### DOCUMENT SECTION
= = = = = = =

In the absence of core data, the initial models for the reservoir penetrated by a wildcat well were calibrated to published values, resulting in a high degree of uncertainty that affected reserves estimates for the extensively diagenetically altered reservoir. Although production from the formation is primarily related to an extended fracture corridor, lack of measurement of the properties of the low-permeability carbonate matrix from the initial well contributed further uncertainty for development planning.
Coring was conducted in the second well of the field’s appraisal program for cutting 145 1.5-in plug samples for both routine and special core analysis (RCAL and SCAL, respectively). Because the high reservoir pressure at 10,600 psi was not reproducible in the laboratory and a significant number of samples had Klinkenberg-corrected gas permeability values that were too low for laboratory SCAL analysis, CoreFlow digital rock and fluid analytics services were included in the SCAL program. The digital rock focus was on samples with gas permeability values less than 1 mD, which describes 44% of the reservoir. The digital fluids were derived from PVT data to account for reservoir conditions.
CoreFlow services complement and expand on conventional evaluation methods to accelerate reservoir characterization and provide sensitivity studies to reduce uncertainty. The workflow employs DHD direct hydrodynamics pore flow simulation to integrate the digital rock and fluid models. Then pore-scale simulations using high performance computing further expedite feedback for the parameters used in the reservoir simulation, such as relative permeability and capillary pressure.
Digital rock models were built using X-ray microCT data at 2-um resolution and SEM datasets at 500- and 20-nm resolution. Digital fluid models of air and brine, dead oil and brine, and live oil and brine were constructed for multiphase flow modeling, including digital porous plate tests that were performed at reservoir conditions, beyond the laboratory’s pressure limits for experimental studies.

= = = = = = =

### THE DATA

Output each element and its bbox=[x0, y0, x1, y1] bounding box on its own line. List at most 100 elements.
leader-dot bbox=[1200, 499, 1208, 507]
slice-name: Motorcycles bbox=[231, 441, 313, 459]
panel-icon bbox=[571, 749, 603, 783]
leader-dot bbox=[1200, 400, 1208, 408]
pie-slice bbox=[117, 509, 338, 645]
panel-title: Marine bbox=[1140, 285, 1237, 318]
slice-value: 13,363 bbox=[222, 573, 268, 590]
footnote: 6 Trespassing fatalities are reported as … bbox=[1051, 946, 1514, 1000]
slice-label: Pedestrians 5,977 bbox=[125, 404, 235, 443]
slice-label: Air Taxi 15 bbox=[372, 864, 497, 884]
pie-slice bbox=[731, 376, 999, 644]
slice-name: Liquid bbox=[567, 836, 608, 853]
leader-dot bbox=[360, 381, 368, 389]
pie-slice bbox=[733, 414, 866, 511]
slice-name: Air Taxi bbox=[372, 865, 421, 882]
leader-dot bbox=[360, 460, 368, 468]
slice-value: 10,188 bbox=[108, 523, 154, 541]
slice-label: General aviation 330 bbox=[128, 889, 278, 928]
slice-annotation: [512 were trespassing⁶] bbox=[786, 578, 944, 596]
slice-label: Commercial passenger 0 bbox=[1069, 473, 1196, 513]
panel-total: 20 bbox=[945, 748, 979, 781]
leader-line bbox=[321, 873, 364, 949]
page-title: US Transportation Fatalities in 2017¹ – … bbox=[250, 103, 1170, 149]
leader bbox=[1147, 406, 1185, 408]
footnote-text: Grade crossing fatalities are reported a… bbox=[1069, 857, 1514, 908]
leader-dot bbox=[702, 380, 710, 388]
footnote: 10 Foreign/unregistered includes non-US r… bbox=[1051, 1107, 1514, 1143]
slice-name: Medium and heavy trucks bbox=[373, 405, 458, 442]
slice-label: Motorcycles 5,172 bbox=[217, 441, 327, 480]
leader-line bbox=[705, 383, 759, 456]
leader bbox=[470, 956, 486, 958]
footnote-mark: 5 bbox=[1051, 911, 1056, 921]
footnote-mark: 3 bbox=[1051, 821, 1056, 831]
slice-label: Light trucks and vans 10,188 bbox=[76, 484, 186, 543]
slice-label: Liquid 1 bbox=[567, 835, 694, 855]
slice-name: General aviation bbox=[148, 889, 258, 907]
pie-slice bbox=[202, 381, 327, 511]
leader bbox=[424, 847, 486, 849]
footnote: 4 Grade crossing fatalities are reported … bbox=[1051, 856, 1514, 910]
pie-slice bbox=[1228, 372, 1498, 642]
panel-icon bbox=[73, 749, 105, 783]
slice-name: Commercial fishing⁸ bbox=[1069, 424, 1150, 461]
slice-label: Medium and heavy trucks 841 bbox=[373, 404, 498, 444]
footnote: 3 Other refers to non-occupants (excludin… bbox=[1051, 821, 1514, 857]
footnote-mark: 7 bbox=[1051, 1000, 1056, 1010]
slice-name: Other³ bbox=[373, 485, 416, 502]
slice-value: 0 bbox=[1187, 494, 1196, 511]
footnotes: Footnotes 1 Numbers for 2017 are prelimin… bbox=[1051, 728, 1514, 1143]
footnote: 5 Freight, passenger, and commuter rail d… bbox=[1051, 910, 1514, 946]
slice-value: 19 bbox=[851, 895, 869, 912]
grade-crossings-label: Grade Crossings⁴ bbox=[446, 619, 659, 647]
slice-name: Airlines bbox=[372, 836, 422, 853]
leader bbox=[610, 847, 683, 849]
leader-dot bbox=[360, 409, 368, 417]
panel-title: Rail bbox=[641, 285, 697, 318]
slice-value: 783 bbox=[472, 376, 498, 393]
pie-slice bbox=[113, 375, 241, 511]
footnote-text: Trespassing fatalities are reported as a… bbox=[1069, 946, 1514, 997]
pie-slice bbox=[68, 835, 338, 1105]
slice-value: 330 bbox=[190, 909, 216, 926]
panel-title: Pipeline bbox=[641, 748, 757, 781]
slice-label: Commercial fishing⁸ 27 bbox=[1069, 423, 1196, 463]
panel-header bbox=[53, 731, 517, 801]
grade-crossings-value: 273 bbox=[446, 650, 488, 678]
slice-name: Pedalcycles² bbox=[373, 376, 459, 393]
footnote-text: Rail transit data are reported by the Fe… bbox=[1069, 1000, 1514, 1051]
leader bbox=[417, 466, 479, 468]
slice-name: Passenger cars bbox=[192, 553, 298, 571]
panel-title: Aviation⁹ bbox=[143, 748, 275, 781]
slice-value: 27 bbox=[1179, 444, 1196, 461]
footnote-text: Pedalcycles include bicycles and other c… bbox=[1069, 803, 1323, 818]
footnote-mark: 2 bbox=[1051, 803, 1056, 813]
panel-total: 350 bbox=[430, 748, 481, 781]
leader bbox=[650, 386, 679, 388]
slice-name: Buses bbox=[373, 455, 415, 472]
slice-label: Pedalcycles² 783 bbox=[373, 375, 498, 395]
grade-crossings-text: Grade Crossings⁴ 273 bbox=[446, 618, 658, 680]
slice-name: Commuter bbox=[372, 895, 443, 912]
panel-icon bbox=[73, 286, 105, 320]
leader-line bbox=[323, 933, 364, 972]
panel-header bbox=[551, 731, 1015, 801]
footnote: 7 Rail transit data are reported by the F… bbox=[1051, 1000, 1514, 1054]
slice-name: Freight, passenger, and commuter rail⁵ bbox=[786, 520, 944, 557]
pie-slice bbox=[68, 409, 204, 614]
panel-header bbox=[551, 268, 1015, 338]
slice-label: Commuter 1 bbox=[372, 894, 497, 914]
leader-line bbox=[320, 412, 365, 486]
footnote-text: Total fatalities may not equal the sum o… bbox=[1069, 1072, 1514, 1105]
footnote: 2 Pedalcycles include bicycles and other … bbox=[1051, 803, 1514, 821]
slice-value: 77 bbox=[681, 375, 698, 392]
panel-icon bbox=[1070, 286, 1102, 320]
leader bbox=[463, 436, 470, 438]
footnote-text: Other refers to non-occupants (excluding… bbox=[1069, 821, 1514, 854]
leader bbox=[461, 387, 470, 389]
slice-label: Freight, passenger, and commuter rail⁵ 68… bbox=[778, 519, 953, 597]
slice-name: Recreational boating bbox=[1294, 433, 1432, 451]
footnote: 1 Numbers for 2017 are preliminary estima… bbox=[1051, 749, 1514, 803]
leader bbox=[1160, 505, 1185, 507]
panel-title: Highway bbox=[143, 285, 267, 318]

= = = = = = =

### WORK ITEM
Extend the case study above on digital rock and fluid analysis for the low-permeability carbonate reservoir, picking up after its last sentence.

### ANSWER SECTION
This combined experimental and digital workflow was a fast, robust approach to obtaining critical data to refine the simulation modeling. Conducting steady-state flow tests with CoreFlow services made it possible to construct relative permeability curves that included estimates of moveable oil for samples representing the low-permeability layers. From this, the functional dependency between reservoir properties and the oil displacement coefficient was determined to distribute reliable property values throughout the reservoir that improved the forecast quality of the hydrodynamic model.
CoreFlow services also enabled early assessment of the need for and effectiveness of primary methods to increase oil recovery. Multiphase filtration modeling on digital core showed a significant decrease in the water-phase permeability krw from 0.3 to 0.05, confirming the low efficiency of reservoir pressure maintenance by the field’s water injection system. The reliability of the digital rock analysis was confirmed by inclusion of krw in the dynamic model, which resulted in a precise history match to production data for a more accurate forecast of the possible start of water breakthrough.
The limitations posed by the low-permeability, high-pressure carbonate reservoir for laboratory analysis were overcome by integrating CoreFlow digital rock and fluid analytics services to quickly provide critical permeability values for resolving model uncertainty.